EXERCISE AIM. Gather every line holding the string "status".

DATA LISTING.
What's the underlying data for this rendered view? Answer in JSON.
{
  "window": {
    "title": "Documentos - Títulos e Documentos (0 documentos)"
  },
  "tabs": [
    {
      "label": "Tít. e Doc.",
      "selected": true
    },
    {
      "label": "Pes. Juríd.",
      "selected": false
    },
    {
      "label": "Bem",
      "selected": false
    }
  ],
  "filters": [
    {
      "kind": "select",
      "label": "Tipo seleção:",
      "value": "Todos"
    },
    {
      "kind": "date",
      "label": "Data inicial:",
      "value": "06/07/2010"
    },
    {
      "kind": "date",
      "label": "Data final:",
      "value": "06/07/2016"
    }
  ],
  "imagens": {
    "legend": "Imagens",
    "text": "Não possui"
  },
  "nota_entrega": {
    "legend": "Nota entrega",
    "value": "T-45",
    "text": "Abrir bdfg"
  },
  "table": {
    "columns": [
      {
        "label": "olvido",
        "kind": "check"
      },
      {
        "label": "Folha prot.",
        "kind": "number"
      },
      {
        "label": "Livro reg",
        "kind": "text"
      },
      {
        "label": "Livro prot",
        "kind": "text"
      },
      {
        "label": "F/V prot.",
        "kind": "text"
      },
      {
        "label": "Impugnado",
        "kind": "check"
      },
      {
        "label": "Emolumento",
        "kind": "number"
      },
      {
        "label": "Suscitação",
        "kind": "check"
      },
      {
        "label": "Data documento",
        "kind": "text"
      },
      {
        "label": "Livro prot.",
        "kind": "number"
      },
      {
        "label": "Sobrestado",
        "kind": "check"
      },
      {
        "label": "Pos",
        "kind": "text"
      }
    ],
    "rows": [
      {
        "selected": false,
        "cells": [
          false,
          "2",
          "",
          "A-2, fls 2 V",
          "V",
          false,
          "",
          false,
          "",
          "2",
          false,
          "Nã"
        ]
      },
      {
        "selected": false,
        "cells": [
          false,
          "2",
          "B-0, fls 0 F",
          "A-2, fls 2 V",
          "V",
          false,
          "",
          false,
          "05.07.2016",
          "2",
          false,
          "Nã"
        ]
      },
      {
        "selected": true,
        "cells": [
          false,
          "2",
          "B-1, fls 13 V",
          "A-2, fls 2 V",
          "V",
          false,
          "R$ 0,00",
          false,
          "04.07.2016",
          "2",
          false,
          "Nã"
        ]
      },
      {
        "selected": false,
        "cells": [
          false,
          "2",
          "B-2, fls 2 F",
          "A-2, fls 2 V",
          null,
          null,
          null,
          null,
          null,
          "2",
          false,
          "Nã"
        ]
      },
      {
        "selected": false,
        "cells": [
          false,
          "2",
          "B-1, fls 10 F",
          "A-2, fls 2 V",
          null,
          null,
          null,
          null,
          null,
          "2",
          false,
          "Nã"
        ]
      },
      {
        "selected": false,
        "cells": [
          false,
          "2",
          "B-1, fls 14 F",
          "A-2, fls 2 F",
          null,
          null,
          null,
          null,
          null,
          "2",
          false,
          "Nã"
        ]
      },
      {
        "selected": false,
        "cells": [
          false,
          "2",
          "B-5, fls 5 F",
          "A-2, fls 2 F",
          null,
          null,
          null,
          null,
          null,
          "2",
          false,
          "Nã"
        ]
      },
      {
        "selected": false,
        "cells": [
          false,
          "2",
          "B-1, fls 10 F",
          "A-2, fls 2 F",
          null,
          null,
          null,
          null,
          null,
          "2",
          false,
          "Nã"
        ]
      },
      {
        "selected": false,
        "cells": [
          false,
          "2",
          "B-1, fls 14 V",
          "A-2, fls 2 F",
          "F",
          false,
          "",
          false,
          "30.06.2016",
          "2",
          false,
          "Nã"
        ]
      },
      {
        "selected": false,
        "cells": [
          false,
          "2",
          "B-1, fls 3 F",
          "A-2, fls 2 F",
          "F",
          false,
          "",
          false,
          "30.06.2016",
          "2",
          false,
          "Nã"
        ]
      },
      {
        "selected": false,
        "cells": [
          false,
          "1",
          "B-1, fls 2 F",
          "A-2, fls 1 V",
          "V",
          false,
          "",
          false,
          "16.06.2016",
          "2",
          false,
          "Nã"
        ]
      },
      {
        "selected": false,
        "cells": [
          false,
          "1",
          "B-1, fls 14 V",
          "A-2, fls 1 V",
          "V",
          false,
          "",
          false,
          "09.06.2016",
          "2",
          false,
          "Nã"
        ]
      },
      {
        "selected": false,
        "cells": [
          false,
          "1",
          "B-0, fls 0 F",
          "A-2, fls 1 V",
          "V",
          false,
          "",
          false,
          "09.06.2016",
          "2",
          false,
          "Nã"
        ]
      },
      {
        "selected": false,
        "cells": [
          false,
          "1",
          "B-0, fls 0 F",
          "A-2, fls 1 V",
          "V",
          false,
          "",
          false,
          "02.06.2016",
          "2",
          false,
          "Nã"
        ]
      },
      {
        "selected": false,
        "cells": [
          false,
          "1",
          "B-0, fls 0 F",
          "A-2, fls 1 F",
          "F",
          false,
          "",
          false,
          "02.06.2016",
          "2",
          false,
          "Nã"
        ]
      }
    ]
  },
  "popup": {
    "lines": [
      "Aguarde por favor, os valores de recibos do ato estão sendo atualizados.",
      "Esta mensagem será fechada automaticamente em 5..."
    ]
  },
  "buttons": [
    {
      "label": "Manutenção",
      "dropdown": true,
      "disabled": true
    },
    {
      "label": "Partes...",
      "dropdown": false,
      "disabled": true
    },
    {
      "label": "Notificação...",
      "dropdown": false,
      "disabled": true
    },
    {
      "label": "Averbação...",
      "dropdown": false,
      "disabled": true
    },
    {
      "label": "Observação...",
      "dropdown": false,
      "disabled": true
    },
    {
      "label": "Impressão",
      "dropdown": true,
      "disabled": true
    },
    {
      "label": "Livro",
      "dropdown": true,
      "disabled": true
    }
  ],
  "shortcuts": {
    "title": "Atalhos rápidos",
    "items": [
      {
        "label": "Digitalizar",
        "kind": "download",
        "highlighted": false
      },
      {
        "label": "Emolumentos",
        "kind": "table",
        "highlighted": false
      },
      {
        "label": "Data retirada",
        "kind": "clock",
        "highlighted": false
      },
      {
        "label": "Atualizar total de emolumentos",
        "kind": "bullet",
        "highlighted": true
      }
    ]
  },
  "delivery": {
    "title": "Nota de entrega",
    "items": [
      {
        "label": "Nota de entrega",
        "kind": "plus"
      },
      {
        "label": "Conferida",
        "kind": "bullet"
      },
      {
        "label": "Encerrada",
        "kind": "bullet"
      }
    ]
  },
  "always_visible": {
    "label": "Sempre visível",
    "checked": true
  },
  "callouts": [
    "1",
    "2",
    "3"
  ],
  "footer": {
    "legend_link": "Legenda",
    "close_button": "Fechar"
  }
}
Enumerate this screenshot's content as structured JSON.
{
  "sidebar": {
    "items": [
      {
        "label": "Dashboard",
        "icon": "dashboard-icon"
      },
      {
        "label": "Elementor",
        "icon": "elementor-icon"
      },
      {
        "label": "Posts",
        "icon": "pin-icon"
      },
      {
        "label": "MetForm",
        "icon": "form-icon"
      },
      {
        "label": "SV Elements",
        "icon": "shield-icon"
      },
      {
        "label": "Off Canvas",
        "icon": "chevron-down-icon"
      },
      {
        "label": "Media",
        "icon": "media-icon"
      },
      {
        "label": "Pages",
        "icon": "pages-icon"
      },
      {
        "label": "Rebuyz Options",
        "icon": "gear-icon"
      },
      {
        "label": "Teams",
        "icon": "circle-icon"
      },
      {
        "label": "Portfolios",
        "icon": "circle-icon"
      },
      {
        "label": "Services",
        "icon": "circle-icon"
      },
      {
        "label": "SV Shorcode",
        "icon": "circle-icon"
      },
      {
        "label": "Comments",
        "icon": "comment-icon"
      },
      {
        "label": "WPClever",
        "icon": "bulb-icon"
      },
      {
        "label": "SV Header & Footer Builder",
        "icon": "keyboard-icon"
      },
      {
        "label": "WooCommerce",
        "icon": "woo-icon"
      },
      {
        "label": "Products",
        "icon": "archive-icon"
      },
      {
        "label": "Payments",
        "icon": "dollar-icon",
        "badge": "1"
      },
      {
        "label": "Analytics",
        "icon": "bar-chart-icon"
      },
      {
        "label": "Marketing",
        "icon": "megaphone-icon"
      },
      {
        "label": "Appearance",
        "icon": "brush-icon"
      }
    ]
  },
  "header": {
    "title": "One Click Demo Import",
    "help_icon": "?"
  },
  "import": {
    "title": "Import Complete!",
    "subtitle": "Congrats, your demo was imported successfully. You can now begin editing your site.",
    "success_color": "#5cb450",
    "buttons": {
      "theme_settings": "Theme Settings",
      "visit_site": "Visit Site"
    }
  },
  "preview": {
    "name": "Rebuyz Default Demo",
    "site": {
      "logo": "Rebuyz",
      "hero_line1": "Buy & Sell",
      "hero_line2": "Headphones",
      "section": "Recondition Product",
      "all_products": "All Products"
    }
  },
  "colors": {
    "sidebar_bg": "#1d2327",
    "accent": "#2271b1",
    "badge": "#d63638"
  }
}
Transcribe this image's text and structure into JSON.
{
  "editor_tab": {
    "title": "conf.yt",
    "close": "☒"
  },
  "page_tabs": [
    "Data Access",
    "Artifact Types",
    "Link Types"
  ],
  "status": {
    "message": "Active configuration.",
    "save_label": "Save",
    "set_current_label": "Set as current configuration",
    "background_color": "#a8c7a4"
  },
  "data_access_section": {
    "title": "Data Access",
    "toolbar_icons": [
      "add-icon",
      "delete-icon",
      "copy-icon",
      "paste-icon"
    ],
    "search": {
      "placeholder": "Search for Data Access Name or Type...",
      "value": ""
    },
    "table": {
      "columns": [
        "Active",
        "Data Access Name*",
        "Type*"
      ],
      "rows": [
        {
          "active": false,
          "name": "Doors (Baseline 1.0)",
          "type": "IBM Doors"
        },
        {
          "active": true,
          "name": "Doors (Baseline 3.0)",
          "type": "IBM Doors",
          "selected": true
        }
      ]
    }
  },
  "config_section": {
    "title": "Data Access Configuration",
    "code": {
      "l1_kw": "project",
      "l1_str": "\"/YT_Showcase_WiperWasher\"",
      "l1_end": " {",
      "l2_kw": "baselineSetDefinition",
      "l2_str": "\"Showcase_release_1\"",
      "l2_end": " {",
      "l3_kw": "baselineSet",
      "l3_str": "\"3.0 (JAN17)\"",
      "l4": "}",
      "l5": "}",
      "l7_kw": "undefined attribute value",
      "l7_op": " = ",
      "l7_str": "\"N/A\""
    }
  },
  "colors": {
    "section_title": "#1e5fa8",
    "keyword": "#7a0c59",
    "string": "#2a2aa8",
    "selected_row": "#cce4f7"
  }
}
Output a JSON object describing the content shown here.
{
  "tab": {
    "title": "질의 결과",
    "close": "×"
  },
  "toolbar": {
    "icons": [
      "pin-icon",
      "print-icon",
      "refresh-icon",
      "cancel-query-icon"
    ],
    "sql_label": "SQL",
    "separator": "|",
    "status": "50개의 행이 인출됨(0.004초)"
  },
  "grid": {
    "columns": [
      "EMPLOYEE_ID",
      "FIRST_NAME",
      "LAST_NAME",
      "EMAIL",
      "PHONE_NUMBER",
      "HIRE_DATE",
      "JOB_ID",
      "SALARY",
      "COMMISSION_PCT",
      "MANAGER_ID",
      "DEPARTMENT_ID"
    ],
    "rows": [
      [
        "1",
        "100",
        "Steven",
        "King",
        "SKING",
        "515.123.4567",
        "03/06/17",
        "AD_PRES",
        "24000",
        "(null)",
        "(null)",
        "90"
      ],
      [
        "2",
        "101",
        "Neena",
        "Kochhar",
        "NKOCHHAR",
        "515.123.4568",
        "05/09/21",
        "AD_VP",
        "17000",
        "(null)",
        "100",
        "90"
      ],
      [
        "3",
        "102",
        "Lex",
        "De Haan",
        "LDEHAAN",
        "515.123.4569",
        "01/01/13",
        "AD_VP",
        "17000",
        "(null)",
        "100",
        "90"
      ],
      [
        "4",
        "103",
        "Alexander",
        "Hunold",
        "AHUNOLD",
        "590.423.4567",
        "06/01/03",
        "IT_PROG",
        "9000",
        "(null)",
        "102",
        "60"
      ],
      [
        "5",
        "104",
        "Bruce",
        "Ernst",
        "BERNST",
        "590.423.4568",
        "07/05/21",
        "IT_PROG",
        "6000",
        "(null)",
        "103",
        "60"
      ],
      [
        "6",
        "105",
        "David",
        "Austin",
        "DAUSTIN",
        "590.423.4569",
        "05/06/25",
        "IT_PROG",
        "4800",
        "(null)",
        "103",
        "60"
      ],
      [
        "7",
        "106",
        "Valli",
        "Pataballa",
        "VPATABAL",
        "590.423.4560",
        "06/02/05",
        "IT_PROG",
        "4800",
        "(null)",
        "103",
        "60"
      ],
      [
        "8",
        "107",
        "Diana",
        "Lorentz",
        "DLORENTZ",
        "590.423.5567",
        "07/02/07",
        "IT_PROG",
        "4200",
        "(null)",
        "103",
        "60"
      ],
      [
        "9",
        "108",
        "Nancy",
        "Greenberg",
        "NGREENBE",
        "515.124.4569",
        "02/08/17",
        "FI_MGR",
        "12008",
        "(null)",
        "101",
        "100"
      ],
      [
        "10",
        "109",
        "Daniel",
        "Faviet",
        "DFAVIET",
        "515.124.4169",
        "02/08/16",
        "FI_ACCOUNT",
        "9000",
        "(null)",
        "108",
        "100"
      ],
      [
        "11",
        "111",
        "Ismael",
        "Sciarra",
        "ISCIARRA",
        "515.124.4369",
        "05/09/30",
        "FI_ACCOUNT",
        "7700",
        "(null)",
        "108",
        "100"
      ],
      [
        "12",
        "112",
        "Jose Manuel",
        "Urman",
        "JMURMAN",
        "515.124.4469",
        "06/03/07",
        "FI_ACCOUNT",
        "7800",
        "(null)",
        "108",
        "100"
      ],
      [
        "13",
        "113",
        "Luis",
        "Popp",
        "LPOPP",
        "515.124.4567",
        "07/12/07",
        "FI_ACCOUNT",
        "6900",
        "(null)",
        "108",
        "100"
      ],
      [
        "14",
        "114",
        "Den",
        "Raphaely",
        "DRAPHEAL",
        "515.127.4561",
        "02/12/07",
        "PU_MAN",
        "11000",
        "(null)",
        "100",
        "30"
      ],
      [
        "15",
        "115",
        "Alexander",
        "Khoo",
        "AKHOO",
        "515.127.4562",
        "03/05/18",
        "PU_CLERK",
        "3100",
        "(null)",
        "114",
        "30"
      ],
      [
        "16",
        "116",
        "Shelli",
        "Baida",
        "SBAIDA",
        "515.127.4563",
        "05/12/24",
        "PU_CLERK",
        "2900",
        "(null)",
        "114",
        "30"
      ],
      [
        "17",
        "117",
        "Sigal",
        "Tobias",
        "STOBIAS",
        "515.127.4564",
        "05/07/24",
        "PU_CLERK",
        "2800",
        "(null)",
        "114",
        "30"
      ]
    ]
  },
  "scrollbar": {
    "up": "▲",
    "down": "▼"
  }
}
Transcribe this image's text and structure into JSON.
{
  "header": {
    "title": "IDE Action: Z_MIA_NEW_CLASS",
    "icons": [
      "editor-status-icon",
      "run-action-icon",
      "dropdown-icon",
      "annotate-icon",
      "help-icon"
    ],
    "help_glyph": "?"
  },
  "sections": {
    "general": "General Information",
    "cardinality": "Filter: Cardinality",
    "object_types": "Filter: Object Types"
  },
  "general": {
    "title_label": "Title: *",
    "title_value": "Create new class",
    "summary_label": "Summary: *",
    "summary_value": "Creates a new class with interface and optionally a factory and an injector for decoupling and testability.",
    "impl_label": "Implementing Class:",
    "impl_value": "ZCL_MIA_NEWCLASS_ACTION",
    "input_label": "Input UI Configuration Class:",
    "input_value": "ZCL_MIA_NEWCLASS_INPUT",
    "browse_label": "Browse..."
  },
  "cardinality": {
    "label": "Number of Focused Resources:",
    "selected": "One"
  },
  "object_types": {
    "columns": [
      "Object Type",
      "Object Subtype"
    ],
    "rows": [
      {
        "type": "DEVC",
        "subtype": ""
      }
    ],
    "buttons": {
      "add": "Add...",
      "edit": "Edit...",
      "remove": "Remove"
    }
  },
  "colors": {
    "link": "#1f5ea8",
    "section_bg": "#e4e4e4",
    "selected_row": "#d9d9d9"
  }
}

REPLY TO THE EXERCISE.
  "status": {
    "status": "50개의 행이 인출됨(0.004초)"
      "editor-status-icon",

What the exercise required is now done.